WORK REQUIRED | Select from the records below every line that has the word "document" in it.

DATASET |
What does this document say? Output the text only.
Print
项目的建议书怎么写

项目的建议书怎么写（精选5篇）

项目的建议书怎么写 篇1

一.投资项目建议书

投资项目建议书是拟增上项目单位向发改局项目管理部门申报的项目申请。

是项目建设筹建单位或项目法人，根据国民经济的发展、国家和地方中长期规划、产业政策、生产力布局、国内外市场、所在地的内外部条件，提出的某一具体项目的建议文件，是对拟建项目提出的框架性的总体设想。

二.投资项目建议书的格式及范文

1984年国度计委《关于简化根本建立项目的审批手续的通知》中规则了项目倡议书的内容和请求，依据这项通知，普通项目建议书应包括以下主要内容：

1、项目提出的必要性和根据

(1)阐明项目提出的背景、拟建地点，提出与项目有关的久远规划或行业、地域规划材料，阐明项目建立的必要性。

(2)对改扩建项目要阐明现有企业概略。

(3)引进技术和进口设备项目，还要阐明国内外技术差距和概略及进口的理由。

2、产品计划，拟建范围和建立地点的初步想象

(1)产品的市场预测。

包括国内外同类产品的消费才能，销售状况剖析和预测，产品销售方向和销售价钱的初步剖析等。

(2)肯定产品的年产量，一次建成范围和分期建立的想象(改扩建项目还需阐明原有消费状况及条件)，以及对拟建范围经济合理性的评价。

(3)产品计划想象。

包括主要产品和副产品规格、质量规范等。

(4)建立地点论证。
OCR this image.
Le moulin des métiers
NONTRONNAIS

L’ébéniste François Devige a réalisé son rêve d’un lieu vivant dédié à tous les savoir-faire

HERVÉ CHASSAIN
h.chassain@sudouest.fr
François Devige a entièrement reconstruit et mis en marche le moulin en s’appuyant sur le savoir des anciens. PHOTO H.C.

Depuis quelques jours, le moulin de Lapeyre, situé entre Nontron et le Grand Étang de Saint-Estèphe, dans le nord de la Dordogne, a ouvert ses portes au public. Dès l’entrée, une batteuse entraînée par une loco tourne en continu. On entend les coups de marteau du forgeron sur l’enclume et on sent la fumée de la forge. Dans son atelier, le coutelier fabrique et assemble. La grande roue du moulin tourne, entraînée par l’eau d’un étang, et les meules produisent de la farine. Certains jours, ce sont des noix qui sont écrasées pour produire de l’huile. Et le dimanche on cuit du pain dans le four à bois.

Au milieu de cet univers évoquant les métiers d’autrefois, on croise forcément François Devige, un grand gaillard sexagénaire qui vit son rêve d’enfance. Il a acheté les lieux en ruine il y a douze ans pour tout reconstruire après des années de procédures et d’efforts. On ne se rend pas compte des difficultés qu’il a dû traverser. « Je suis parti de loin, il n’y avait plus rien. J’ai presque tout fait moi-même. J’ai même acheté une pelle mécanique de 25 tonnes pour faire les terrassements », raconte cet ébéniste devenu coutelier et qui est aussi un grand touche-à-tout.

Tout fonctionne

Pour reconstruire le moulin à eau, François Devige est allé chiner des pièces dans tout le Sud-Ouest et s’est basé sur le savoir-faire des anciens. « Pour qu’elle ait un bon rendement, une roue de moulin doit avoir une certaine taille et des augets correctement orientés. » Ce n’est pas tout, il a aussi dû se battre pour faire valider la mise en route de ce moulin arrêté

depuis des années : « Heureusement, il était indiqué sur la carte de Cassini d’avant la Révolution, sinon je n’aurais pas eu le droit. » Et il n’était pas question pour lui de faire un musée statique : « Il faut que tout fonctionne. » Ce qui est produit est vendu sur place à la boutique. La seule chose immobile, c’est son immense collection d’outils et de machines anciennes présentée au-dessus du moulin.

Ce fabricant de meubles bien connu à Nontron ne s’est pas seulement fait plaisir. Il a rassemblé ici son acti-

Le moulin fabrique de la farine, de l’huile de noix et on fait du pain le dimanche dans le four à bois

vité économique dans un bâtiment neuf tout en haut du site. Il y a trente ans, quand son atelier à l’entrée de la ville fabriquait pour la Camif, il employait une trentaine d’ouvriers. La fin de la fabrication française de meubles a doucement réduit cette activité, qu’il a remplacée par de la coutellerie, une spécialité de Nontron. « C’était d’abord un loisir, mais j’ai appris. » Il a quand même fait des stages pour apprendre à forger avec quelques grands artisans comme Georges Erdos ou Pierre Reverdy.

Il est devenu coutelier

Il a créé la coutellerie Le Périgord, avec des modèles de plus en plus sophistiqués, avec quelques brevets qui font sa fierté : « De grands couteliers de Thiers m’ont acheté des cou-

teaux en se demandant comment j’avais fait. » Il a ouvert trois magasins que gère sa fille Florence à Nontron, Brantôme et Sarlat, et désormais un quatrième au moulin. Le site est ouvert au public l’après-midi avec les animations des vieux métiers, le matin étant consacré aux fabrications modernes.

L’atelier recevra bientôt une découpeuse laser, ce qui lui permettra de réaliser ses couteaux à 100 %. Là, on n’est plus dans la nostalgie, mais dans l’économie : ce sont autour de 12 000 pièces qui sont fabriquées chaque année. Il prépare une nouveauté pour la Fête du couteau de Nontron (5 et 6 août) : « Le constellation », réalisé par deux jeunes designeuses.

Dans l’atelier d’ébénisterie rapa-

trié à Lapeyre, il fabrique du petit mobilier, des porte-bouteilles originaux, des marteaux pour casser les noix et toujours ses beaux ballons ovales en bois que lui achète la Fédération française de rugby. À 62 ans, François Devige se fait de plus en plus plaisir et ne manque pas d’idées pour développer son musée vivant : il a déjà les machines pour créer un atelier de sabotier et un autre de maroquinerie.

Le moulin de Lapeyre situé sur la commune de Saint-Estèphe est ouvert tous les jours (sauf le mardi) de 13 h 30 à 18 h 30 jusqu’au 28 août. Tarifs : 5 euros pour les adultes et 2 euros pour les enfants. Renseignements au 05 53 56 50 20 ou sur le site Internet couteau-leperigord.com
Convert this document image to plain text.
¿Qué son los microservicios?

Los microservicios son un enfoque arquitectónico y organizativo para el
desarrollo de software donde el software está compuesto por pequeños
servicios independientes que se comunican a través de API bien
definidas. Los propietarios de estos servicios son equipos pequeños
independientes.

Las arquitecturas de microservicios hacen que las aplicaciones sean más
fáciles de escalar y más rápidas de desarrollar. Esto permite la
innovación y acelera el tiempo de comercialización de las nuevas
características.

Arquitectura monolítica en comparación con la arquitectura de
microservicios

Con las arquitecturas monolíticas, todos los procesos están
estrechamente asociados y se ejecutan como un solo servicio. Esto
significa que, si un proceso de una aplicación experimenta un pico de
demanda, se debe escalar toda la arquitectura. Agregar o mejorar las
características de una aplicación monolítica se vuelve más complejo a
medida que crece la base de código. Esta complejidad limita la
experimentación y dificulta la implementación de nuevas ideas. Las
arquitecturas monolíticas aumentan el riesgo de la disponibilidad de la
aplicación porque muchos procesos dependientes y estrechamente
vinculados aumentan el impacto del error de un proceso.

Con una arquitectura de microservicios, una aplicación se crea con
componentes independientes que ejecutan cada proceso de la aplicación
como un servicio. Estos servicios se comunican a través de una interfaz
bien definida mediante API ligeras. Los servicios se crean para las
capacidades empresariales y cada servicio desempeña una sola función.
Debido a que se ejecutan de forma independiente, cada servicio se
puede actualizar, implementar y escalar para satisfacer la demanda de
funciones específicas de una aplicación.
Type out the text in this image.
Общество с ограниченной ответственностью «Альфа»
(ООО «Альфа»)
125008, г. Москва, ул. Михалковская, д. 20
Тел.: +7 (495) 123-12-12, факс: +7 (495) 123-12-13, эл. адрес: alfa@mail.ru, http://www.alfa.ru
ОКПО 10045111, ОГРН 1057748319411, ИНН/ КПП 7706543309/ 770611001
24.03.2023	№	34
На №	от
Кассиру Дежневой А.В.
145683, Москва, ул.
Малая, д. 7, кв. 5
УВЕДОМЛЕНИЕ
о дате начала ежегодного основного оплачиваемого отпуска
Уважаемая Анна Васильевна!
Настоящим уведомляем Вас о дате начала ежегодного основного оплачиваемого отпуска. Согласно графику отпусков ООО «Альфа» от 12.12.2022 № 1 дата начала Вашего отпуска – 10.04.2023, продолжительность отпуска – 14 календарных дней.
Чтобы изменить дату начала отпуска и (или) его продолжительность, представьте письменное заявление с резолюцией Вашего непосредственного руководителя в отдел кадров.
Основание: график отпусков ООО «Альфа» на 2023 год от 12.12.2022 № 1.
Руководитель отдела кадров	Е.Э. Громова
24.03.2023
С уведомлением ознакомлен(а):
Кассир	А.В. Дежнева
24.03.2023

WRITTEN SOLUTION |
What does this document say? Output the text only.
Convert this document image to plain text.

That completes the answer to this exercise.